(Data extracted from a collection)
==================================================

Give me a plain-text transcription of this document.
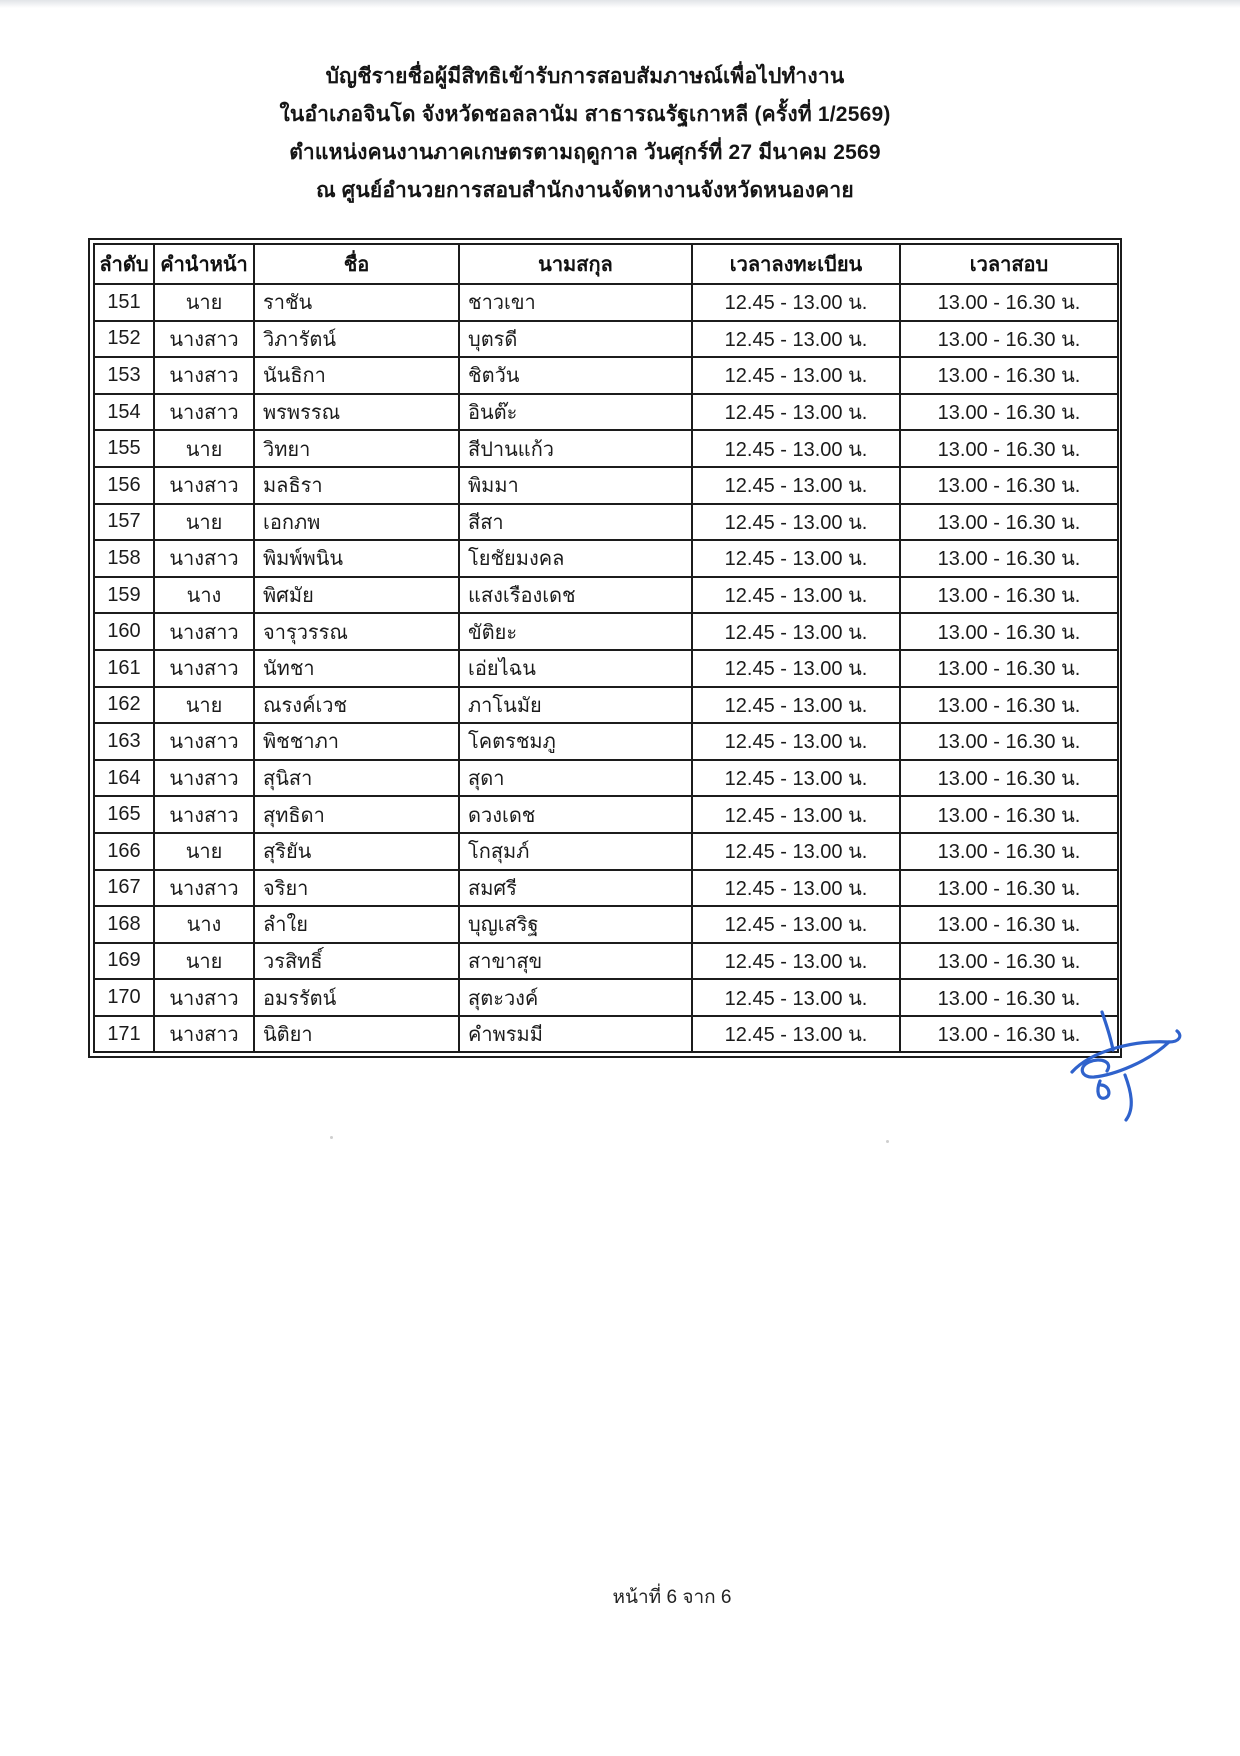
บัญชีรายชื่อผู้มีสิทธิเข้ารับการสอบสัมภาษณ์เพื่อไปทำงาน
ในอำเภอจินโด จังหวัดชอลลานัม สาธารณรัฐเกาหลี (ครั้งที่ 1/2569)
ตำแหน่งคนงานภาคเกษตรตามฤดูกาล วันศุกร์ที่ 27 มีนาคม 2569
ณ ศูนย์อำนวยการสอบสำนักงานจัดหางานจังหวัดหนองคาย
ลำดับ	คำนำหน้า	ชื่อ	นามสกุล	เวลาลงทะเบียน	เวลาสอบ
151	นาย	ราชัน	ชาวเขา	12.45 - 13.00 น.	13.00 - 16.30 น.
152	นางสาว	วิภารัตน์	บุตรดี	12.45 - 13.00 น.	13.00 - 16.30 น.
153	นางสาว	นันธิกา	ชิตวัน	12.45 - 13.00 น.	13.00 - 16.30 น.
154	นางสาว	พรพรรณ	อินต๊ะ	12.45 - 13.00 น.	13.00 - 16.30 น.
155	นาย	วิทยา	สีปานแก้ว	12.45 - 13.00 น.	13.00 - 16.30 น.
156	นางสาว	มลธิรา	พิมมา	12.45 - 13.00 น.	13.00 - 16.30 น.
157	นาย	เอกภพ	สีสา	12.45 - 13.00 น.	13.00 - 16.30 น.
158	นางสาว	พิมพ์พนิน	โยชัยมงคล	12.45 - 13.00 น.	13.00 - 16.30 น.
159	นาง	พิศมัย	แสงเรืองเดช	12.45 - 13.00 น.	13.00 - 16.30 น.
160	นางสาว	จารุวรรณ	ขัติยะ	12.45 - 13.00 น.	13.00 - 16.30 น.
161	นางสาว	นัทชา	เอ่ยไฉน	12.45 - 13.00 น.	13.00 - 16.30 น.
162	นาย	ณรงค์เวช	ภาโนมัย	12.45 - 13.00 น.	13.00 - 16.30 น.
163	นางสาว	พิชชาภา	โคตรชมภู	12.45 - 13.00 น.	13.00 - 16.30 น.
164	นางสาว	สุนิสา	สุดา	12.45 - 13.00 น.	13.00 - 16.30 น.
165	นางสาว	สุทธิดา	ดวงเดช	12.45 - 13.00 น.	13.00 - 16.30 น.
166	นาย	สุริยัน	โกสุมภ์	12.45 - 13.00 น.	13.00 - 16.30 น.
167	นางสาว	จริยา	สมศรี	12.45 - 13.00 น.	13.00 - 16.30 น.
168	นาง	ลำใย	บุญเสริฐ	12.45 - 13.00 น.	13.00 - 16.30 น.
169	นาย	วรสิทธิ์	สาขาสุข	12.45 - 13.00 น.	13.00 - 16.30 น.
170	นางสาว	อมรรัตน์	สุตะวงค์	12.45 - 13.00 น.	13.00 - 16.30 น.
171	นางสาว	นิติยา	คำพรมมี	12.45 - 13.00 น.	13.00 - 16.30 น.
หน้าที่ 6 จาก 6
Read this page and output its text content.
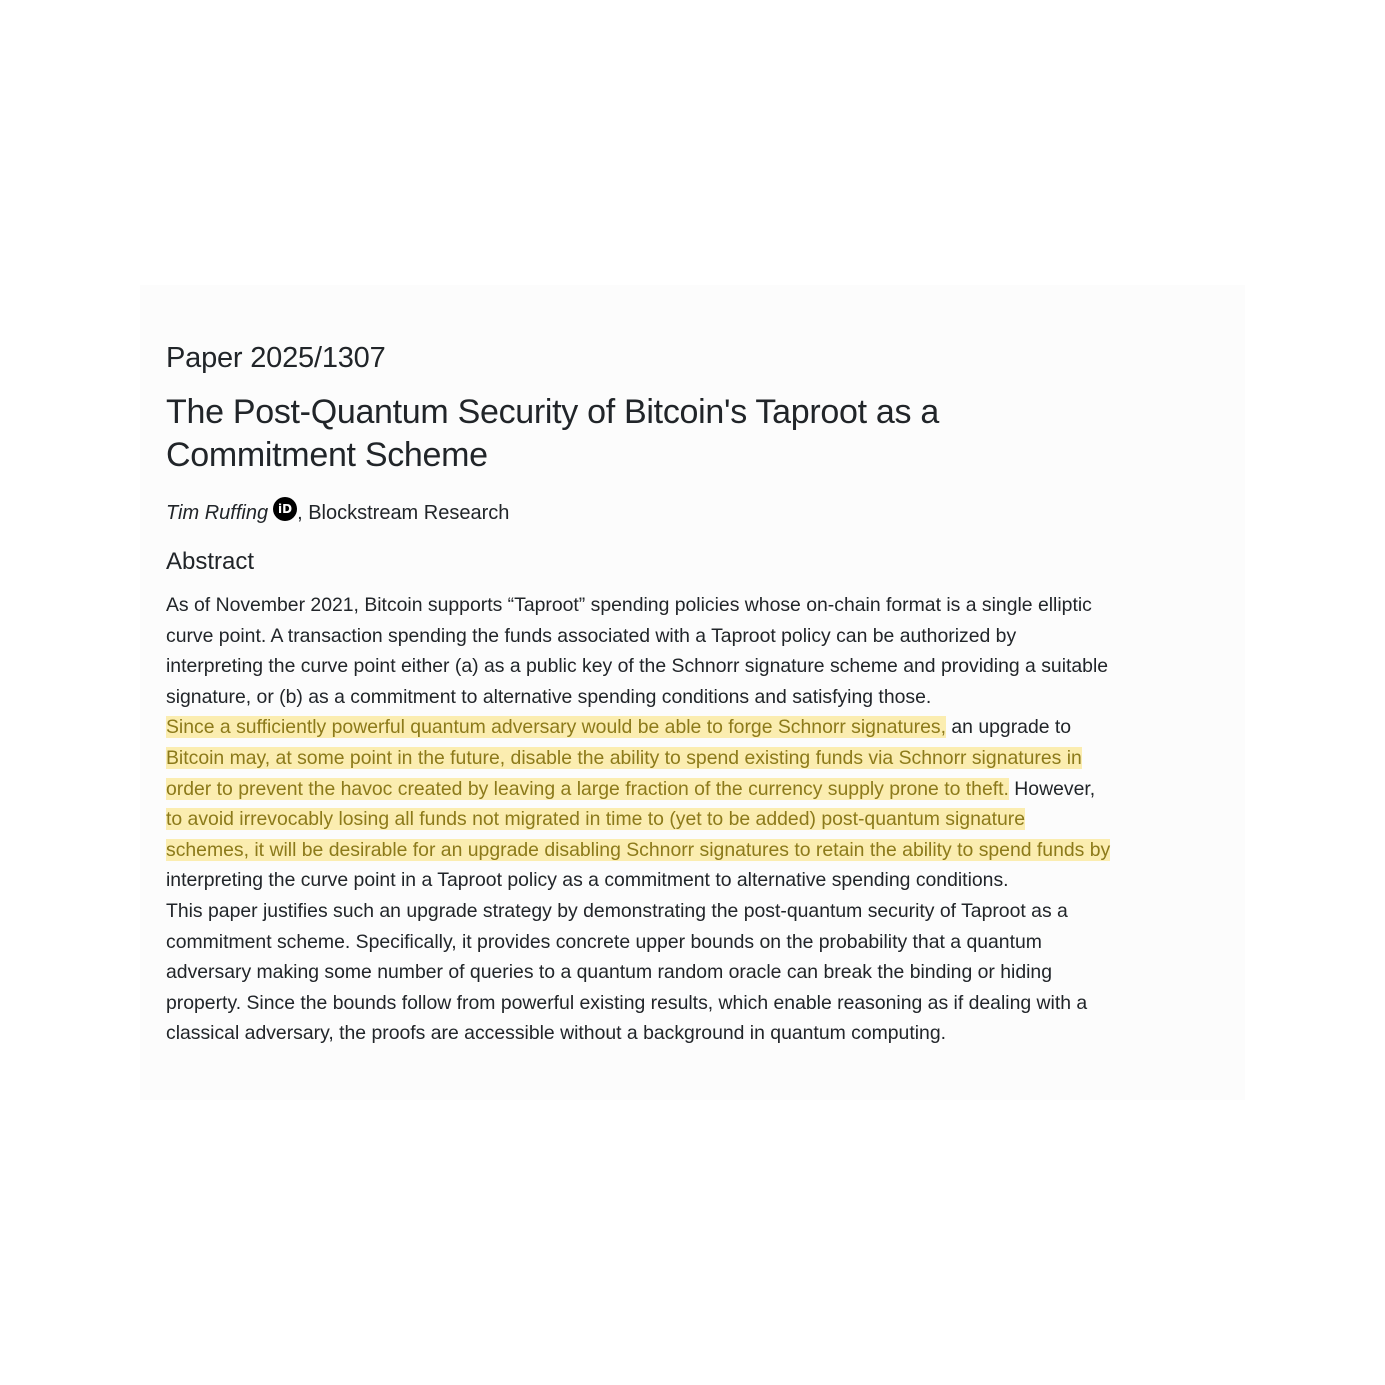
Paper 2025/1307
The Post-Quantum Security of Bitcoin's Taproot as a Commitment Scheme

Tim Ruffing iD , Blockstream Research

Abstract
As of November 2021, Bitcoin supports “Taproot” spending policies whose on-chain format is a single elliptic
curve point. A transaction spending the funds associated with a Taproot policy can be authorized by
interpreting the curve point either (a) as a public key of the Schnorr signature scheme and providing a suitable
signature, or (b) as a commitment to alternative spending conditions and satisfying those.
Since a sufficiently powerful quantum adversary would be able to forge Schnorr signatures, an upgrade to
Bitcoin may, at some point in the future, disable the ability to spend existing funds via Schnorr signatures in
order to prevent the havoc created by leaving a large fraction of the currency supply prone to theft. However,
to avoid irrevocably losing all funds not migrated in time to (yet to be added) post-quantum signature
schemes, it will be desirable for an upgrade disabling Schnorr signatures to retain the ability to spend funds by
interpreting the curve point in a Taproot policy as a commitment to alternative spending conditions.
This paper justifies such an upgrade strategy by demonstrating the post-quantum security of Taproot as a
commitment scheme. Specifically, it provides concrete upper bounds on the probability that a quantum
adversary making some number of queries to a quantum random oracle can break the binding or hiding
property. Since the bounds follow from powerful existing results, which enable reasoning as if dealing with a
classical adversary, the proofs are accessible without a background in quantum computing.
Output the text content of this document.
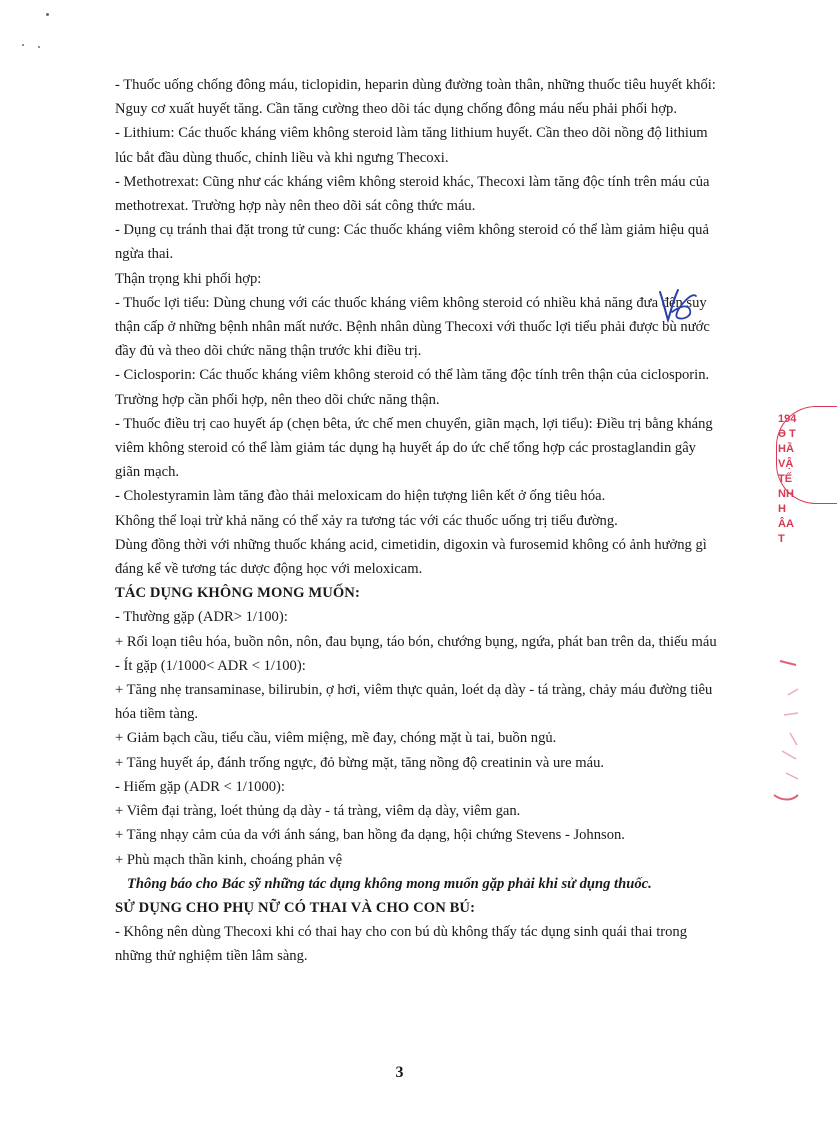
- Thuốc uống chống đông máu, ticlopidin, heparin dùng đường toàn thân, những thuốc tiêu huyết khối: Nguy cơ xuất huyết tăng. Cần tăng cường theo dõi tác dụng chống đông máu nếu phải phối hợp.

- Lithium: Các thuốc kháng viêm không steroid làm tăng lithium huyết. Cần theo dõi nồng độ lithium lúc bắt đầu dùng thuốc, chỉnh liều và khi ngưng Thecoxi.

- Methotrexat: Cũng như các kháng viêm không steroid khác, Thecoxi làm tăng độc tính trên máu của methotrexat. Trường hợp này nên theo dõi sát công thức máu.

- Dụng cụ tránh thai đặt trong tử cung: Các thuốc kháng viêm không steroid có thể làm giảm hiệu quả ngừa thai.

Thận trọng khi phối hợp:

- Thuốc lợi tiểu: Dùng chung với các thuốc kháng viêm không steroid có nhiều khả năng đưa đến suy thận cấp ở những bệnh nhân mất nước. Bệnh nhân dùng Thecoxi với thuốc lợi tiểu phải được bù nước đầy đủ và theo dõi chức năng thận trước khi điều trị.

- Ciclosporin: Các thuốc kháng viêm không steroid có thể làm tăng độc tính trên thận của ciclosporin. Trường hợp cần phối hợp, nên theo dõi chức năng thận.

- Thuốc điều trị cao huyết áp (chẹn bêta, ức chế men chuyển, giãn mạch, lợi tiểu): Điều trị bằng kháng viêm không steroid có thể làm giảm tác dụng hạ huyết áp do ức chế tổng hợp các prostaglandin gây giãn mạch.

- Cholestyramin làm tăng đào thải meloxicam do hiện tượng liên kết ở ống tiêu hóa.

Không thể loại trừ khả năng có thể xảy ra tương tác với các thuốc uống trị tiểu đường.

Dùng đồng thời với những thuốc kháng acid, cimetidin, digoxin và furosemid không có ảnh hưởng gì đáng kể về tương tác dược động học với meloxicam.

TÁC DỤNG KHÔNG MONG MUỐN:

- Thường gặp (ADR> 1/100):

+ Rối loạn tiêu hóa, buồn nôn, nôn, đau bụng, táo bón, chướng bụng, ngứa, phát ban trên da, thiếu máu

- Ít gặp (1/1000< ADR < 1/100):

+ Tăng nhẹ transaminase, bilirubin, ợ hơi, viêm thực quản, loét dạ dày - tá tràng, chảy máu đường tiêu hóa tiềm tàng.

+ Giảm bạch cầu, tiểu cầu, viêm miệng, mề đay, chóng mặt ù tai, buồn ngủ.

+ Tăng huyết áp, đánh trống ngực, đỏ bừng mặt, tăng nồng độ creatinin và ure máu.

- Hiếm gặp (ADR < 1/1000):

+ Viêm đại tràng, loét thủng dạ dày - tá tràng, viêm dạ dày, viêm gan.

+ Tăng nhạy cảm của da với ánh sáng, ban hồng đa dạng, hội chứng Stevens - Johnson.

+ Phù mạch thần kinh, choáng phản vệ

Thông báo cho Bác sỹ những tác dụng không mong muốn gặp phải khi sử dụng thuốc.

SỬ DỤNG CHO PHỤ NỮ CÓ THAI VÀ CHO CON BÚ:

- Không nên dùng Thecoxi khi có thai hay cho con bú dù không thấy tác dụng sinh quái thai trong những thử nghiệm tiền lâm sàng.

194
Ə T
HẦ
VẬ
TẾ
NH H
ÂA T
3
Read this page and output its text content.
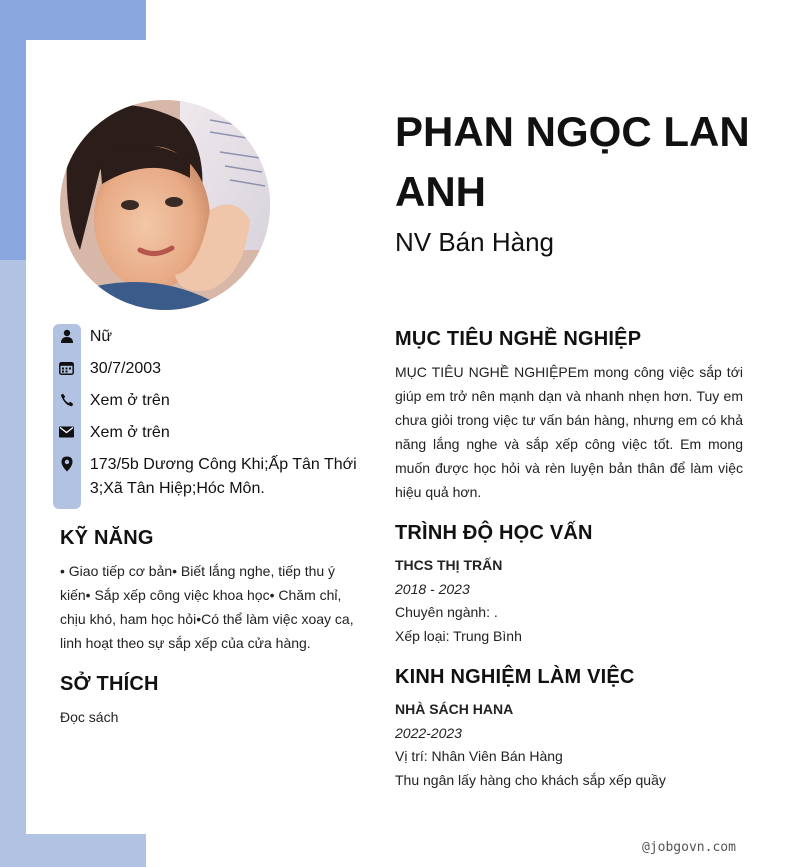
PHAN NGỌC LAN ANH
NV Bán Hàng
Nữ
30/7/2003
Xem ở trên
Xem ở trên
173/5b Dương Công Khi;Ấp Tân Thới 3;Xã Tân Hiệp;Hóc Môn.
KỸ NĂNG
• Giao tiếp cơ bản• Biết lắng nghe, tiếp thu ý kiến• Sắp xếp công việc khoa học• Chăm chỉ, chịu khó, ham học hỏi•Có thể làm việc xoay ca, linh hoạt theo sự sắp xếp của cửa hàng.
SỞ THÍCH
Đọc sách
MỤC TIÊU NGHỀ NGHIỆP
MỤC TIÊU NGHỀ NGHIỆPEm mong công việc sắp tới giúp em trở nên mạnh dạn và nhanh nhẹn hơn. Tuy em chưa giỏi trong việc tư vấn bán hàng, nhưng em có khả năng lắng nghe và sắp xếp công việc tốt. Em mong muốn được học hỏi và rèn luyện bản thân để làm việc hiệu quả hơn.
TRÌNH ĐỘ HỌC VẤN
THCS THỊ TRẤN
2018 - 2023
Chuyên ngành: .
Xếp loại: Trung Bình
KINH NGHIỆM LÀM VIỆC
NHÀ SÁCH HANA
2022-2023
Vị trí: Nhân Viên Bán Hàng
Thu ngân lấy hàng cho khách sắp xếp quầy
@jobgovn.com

==================================================

● **Aim**:
Tally the lines of the records holding the word "signatures", then give only the resulting number.

● **Response**:
3